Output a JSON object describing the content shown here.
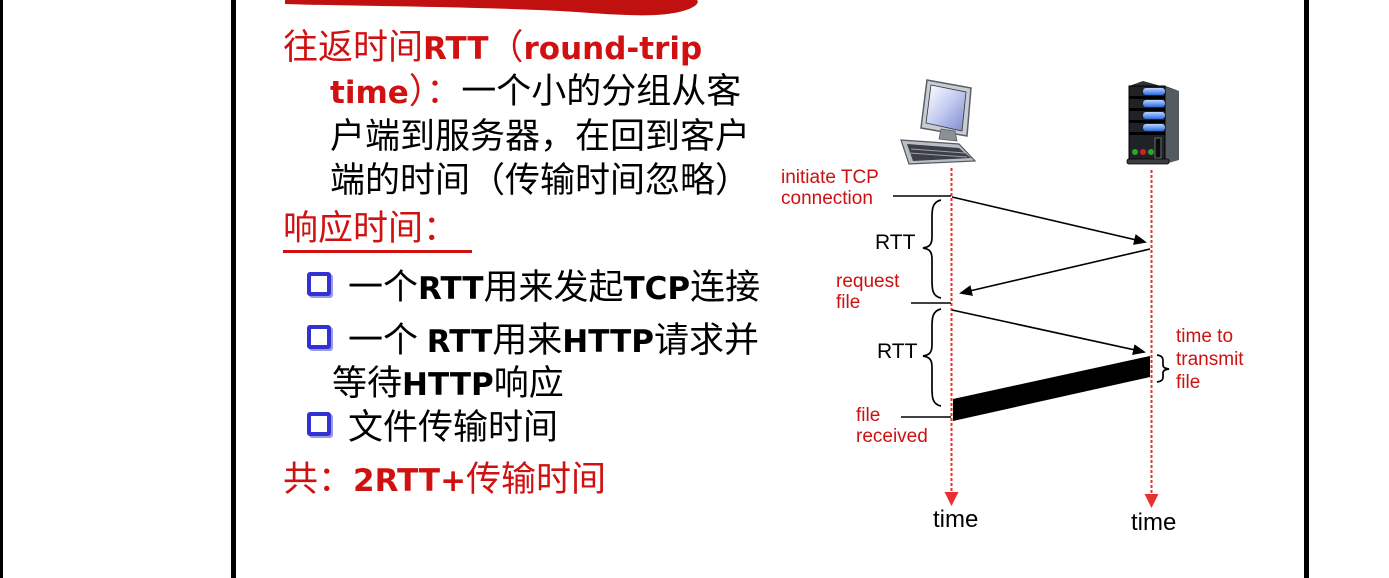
{
  "colors": {
    "accent_red": "#d01111",
    "diagram_label_red": "#cc1111",
    "timeline_red": "#e83030",
    "bullet_blue": "#3232d2",
    "text_black": "#000000",
    "server_slot_blue": "#4d8ef0"
  },
  "content": {
    "intro": {
      "zh1": "往返时间",
      "en1": "RTT",
      "paren_open": "（",
      "en2": "round-trip",
      "en3": "time",
      "paren_close": "）：",
      "zh2": "一个小的分组从客",
      "zh3": "户端到服务器，在回到客户",
      "zh4": "端的时间（传输时间忽略）"
    },
    "response_heading": "响应时间：",
    "bullets": [
      {
        "a": "一个",
        "b": "RTT",
        "c": "用来发起",
        "d": "TCP",
        "e": "连接"
      },
      {
        "a": "一个 ",
        "b": "RTT",
        "c": "用来",
        "d": "HTTP",
        "e": "请求并"
      },
      {
        "a": "等待",
        "b": "HTTP",
        "c": "响应"
      },
      {
        "a": "文件传输时间"
      }
    ],
    "total": {
      "zh1": "共：",
      "en": "2RTT+",
      "zh2": "传输时间"
    }
  },
  "diagram": {
    "labels": {
      "initiate_line1": "initiate TCP",
      "initiate_line2": "connection",
      "rtt1": "RTT",
      "request_line1": "request",
      "request_line2": "file",
      "rtt2": "RTT",
      "transmit_line1": "time to",
      "transmit_line2": "transmit",
      "transmit_line3": "file",
      "received_line1": "file",
      "received_line2": "received",
      "client_time": "time",
      "server_time": "time"
    },
    "icons": {
      "client": "desktop-computer-icon",
      "server": "server-tower-icon",
      "timeline_end": "down-arrowhead"
    }
  }
}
------
YOUR INSTRUCTIONS:
Repeat the material above verbatim. Leave the pictures behind.

SOLVED EXERCISE:
Output a JSON object describing the content shown here.
{
  "colors": {
    "accent_red": "#d01111",
    "diagram_label_red": "#cc1111",
    "timeline_red": "#e83030",
    "bullet_blue": "#3232d2",
    "text_black": "#000000",
    "server_slot_blue": "#4d8ef0"
  },
  "content": {
    "intro": {
      "zh1": "往返时间",
      "en1": "RTT",
      "paren_open": "（",
      "en2": "round-trip",
      "en3": "time",
      "paren_close": "）：",
      "zh2": "一个小的分组从客",
      "zh3": "户端到服务器，在回到客户",
      "zh4": "端的时间（传输时间忽略）"
    },
    "response_heading": "响应时间：",
    "bullets": [
      {
        "a": "一个",
        "b": "RTT",
        "c": "用来发起",
        "d": "TCP",
        "e": "连接"
      },
      {
        "a": "一个 ",
        "b": "RTT",
        "c": "用来",
        "d": "HTTP",
        "e": "请求并"
      },
      {
        "a": "等待",
        "b": "HTTP",
        "c": "响应"
      },
      {
        "a": "文件传输时间"
      }
    ],
    "total": {
      "zh1": "共：",
      "en": "2RTT+",
      "zh2": "传输时间"
    }
  },
  "diagram": {
    "labels": {
      "initiate_line1": "initiate TCP",
      "initiate_line2": "connection",
      "rtt1": "RTT",
      "request_line1": "request",
      "request_line2": "file",
      "rtt2": "RTT",
      "transmit_line1": "time to",
      "transmit_line2": "transmit",
      "transmit_line3": "file",
      "received_line1": "file",
      "received_line2": "received",
      "client_time": "time",
      "server_time": "time"
    },
    "icons": {
      "client": "desktop-computer-icon",
      "server": "server-tower-icon",
      "timeline_end": "down-arrowhead"
    }
  }
}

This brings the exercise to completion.